- **PROBLEM DESCRIPTION**
From the entries that follow, pick out all lines holding "Lorsque".

[Stored data entries]

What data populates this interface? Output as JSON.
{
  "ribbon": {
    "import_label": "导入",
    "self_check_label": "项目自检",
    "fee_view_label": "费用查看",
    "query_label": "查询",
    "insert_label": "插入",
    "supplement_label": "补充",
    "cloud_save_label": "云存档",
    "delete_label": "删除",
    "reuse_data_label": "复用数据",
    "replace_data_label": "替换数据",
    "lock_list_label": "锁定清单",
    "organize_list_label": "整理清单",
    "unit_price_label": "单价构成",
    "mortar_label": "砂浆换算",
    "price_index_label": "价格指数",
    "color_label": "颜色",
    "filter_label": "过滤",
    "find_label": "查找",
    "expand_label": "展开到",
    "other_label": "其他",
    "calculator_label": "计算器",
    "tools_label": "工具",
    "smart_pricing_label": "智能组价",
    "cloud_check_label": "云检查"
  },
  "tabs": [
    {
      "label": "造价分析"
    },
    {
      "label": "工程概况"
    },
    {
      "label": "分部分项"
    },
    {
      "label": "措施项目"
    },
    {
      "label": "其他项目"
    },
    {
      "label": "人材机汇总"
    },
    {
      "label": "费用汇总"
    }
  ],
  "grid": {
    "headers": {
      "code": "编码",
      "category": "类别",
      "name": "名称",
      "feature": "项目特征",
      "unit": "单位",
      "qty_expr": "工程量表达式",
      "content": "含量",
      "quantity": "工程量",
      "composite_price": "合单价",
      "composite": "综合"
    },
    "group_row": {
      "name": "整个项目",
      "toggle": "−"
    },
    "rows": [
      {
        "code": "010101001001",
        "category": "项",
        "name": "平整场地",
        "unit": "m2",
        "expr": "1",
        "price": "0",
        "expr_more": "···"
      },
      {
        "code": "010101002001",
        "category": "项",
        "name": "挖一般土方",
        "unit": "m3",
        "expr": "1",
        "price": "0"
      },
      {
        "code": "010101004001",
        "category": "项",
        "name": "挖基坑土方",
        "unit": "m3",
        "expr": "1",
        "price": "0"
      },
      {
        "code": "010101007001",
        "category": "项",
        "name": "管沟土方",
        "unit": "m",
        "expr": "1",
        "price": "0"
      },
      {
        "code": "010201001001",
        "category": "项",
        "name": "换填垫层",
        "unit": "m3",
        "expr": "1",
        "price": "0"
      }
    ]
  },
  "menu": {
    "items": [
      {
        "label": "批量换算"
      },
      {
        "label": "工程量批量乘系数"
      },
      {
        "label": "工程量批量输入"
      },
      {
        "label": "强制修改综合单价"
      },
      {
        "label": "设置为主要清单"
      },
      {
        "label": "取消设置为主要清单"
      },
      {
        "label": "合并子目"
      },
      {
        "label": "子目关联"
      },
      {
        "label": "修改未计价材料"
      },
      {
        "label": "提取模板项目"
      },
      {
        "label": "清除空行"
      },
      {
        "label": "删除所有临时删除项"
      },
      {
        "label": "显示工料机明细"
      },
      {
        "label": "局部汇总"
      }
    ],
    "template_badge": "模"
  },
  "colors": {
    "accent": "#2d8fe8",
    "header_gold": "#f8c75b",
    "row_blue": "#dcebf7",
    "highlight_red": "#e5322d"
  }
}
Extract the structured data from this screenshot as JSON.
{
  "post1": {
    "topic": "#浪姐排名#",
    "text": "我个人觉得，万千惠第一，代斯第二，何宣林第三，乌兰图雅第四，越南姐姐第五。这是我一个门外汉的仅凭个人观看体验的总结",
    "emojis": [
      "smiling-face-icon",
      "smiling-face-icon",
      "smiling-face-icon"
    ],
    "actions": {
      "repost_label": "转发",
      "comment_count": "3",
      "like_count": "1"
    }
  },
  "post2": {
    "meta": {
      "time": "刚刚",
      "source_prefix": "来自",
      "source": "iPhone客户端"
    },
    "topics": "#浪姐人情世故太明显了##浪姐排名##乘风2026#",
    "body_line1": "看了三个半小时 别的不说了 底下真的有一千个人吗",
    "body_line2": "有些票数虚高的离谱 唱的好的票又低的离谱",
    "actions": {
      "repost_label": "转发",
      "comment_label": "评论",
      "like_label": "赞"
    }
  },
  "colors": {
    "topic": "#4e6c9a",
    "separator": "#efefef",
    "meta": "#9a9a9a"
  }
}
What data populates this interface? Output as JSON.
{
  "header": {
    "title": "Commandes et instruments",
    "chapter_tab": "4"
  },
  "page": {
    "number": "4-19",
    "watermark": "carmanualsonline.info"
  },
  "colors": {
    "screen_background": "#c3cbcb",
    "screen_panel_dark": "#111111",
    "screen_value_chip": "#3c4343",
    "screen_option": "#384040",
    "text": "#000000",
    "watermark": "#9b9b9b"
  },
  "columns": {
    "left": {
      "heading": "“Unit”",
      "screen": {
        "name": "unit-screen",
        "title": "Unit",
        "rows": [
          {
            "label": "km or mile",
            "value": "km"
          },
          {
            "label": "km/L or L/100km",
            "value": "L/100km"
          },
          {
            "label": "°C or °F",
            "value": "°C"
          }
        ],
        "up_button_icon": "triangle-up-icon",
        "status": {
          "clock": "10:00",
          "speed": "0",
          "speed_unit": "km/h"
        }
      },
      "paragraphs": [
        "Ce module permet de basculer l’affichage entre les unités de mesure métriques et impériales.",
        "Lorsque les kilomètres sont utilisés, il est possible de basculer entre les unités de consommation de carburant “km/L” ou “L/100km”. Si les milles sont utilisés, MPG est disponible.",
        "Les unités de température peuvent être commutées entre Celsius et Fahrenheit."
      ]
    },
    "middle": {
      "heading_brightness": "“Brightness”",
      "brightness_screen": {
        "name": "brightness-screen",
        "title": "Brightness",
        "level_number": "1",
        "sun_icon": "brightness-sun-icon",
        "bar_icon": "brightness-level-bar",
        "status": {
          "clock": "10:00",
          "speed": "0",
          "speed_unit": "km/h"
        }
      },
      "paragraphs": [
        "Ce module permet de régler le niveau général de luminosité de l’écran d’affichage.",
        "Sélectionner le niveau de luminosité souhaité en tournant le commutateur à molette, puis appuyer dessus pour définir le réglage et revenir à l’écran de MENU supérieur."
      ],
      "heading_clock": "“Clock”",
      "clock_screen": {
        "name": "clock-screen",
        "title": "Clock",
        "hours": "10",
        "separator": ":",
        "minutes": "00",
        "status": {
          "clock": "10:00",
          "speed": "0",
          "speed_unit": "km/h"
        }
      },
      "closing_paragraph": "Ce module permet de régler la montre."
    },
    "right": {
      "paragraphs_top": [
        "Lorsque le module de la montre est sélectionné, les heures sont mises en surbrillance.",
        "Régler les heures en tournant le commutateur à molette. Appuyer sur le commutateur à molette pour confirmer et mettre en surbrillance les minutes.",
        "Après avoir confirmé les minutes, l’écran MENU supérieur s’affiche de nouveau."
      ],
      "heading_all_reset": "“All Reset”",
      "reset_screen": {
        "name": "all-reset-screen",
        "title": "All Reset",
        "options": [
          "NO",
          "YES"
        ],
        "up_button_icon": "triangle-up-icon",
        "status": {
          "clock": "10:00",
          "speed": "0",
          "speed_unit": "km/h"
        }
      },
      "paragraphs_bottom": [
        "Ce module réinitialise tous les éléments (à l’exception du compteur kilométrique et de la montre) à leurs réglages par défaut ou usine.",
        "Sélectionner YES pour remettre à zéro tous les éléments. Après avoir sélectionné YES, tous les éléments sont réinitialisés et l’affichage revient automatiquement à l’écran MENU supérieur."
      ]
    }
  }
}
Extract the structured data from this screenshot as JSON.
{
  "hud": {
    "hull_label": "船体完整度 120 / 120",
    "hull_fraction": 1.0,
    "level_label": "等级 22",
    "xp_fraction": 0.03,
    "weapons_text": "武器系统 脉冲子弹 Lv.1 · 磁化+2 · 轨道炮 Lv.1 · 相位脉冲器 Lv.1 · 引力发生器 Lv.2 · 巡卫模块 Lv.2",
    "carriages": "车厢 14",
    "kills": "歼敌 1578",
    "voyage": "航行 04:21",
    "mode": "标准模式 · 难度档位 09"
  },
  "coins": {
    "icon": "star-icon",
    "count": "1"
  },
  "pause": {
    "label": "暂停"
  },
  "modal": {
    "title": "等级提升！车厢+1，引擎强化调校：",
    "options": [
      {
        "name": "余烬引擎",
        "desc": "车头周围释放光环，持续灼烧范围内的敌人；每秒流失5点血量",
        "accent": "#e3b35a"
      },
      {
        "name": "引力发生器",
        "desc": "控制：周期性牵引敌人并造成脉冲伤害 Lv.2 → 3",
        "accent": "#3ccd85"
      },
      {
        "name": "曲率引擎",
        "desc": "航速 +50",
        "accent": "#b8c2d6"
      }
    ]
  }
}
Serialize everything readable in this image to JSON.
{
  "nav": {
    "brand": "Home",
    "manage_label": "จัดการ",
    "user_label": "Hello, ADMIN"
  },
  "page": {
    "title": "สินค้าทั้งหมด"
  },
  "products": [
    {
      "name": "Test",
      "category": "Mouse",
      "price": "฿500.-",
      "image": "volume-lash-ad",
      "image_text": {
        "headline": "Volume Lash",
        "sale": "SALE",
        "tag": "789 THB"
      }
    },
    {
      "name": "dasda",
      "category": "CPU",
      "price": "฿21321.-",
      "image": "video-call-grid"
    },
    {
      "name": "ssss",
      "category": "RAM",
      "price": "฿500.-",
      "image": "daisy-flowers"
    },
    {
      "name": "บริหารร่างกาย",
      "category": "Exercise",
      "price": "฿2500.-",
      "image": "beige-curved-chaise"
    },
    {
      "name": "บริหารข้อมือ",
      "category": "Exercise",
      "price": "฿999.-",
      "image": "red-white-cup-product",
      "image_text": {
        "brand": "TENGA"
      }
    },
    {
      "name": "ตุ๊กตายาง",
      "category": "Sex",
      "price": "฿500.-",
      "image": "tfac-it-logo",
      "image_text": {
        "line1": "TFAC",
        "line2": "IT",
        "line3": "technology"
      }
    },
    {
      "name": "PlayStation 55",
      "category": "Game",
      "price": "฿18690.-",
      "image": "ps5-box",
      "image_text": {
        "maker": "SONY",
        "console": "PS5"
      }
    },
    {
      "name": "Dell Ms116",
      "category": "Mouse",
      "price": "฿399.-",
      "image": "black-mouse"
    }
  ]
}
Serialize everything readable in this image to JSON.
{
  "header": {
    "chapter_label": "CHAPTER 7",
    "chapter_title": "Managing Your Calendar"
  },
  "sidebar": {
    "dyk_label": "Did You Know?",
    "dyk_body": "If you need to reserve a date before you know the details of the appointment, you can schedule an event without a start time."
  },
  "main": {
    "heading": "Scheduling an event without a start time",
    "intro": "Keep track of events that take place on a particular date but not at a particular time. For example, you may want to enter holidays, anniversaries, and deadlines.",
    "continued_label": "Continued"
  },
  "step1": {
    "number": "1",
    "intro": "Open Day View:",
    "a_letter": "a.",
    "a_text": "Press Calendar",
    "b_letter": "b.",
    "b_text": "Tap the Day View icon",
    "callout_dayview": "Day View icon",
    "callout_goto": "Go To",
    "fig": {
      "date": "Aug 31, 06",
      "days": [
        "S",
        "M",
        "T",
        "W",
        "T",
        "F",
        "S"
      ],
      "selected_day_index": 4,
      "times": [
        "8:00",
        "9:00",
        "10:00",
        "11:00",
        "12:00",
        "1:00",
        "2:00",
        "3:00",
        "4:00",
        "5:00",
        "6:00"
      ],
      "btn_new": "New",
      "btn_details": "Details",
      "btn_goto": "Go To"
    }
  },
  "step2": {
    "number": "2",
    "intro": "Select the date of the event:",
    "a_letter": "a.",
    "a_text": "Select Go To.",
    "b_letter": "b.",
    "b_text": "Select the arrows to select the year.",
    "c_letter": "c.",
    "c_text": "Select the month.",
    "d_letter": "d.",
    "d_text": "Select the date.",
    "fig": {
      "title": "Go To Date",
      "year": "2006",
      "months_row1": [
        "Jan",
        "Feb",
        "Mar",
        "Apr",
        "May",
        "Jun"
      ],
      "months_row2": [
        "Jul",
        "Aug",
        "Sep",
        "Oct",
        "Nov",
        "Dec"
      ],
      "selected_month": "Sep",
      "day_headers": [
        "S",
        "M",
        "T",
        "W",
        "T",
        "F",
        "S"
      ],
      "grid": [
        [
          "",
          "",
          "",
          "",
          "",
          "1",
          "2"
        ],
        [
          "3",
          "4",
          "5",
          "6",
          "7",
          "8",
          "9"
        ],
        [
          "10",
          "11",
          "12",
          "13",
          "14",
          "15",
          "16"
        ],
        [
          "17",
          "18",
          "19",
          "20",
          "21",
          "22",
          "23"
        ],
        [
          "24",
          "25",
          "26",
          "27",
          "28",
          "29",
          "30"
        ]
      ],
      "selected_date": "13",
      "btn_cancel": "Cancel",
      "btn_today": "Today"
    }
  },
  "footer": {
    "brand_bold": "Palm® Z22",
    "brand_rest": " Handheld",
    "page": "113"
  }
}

- **RESPONSE**
        "Lorsque les kilomètres sont utilisés, il est possible de basculer entre les unités de consommation de carburant “km/L” ou “L/100km”. Si les milles sont utilisés, MPG est disponible.",
        "Lorsque le module de la montre est sélectionné, les heures sont mises en surbrillance.",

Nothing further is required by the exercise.